(Chart and figure data)
⟨

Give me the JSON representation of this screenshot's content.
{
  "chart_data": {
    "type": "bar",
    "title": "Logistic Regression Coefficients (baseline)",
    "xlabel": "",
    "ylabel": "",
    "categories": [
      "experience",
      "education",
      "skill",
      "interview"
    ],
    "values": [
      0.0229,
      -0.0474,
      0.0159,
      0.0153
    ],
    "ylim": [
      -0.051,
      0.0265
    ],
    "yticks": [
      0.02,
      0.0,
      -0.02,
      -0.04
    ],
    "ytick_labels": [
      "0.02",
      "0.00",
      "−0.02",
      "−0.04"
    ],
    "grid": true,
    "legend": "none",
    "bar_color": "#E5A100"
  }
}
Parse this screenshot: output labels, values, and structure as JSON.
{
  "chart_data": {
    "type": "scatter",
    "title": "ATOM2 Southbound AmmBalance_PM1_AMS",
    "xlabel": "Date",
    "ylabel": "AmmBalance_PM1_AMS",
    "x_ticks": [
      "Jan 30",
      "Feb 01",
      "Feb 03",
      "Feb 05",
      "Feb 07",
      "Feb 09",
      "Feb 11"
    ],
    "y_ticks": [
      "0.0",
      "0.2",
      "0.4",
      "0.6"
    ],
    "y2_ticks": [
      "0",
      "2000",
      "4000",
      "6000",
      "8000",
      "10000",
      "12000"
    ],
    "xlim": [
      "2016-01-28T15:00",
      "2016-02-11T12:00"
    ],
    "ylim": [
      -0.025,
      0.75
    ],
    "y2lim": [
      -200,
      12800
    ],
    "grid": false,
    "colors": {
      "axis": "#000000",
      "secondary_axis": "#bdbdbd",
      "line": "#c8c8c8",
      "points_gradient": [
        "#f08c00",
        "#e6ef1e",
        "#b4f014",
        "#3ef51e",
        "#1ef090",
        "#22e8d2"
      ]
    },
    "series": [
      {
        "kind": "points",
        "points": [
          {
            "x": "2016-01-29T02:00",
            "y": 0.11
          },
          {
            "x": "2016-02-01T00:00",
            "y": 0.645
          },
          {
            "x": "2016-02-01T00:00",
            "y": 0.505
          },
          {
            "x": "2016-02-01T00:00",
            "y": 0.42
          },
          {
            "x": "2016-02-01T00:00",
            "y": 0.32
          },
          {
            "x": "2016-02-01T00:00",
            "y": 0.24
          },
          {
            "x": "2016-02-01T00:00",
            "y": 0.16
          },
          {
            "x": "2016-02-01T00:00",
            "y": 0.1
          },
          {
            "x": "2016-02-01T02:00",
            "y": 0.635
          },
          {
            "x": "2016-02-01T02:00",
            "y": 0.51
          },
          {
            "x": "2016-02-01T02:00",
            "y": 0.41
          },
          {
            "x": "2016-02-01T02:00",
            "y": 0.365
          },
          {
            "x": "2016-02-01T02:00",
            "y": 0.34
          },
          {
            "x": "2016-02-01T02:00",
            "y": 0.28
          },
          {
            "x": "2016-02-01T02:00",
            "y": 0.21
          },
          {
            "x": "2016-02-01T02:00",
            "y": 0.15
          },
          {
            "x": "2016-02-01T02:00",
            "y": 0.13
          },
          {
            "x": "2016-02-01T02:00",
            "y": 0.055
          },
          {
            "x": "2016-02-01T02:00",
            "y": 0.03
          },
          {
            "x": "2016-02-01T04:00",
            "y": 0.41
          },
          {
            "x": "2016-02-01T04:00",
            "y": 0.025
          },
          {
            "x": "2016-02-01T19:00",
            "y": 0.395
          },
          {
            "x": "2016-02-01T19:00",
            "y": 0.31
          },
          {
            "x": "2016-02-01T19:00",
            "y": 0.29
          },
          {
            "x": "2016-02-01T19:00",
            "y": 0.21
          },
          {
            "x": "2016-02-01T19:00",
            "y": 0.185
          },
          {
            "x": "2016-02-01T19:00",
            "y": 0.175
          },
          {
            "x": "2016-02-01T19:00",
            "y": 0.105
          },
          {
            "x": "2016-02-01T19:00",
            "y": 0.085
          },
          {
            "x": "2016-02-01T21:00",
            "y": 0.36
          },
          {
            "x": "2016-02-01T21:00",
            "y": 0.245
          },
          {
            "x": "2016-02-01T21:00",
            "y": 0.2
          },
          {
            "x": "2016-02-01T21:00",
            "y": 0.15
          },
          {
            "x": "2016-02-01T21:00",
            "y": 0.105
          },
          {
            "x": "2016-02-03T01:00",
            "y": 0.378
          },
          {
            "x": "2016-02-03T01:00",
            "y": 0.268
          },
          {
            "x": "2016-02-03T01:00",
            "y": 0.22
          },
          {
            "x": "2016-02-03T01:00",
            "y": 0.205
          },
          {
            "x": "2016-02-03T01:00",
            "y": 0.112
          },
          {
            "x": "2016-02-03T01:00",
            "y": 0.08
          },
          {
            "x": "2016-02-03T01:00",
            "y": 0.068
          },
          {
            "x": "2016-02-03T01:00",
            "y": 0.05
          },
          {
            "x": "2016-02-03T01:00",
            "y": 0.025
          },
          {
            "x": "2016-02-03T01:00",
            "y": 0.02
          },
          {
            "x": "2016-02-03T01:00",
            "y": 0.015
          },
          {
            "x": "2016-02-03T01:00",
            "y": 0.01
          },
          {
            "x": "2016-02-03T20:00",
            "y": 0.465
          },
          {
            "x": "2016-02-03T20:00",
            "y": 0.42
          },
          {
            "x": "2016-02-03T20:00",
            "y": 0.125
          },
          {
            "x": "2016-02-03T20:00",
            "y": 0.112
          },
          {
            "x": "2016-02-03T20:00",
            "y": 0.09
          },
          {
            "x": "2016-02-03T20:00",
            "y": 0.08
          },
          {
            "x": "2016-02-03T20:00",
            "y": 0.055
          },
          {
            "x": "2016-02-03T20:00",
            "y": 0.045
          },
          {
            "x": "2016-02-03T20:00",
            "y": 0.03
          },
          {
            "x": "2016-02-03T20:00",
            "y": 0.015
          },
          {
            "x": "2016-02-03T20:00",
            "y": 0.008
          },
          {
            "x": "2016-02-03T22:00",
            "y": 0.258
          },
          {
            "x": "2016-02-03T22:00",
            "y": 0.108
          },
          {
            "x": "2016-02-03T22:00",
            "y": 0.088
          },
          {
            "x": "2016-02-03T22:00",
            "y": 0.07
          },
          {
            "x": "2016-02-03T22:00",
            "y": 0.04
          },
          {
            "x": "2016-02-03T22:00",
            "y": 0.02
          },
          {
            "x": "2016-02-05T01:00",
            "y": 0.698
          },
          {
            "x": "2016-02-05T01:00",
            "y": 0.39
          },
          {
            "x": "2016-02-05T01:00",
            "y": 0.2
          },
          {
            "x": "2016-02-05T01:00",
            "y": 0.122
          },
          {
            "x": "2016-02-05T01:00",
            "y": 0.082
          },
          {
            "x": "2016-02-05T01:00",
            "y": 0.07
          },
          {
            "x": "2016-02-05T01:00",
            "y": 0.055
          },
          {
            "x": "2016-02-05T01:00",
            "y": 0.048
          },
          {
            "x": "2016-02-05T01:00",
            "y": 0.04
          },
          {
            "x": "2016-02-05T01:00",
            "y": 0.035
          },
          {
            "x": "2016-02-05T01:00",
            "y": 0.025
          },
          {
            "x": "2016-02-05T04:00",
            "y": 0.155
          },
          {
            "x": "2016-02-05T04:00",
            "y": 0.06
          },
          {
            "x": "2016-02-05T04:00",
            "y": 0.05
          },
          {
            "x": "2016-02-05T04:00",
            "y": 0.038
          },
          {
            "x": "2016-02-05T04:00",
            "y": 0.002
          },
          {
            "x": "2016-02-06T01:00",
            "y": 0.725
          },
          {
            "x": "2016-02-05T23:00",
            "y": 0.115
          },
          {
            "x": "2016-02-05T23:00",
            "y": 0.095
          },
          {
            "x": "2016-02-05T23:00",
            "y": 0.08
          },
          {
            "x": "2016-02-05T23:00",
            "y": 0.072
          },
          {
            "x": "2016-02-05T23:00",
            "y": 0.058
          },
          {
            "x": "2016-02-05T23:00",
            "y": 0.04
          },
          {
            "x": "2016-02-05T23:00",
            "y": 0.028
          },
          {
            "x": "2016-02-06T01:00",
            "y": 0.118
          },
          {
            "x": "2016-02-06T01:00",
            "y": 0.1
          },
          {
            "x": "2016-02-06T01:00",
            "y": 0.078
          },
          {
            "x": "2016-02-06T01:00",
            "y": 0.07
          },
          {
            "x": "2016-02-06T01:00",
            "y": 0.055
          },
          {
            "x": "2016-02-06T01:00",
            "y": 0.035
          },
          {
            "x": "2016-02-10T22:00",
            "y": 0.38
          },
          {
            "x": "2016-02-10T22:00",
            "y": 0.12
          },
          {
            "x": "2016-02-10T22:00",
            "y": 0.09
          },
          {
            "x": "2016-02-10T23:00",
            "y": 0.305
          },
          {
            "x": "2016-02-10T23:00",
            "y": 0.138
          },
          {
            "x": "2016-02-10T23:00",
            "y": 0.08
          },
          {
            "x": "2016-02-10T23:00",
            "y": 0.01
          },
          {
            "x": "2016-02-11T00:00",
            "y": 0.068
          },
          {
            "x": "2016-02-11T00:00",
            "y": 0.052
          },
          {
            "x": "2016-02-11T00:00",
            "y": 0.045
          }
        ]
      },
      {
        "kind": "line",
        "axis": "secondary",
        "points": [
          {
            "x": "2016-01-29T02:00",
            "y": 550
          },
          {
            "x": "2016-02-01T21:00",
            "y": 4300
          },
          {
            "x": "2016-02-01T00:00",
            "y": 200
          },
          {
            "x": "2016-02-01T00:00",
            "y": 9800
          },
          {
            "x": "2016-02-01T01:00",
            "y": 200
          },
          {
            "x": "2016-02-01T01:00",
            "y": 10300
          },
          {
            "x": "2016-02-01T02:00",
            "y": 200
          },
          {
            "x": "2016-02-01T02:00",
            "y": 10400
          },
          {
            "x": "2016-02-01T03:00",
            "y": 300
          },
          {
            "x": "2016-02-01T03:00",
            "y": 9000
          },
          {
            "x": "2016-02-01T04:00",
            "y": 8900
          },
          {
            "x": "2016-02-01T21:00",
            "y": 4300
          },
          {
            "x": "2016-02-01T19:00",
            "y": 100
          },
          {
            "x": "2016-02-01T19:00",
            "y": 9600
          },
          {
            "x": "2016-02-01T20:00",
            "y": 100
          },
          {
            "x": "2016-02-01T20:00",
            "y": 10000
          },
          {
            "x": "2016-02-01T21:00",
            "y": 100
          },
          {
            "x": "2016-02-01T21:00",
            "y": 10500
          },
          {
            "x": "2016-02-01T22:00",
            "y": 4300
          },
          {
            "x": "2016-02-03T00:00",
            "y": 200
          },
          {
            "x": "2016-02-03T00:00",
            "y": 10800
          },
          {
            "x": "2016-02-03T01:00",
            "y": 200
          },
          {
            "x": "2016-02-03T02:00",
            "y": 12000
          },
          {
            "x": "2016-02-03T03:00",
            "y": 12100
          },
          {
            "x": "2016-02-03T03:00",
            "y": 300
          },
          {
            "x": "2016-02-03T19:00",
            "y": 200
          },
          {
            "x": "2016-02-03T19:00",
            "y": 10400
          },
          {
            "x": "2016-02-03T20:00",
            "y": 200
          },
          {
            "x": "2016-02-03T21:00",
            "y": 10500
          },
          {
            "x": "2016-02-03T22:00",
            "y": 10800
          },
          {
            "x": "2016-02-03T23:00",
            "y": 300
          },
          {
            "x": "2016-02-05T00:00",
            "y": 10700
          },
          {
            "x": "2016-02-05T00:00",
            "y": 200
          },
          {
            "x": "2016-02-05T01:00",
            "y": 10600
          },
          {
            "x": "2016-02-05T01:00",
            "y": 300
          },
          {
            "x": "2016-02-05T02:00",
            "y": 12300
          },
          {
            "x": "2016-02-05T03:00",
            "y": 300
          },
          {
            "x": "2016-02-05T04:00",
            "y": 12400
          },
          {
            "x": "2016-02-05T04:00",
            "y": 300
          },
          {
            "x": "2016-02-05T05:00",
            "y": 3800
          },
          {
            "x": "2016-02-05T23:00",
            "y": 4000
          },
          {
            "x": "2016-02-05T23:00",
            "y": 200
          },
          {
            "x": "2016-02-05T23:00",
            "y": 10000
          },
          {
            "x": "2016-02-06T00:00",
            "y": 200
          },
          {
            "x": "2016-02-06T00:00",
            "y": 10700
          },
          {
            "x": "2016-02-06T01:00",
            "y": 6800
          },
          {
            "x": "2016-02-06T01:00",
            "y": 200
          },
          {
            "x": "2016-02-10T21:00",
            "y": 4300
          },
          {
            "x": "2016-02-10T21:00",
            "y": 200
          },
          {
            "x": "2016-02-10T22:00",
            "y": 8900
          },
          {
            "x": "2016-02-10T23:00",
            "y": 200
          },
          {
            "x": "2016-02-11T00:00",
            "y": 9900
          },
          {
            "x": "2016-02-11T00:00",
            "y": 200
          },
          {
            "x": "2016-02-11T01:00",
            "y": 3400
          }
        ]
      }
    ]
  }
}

⟩

Task to complete –
Show all lines from the listing above in which "values" appears.

Result –
    "values": [
Parse this screenshot: output labels, values, and structure as JSON.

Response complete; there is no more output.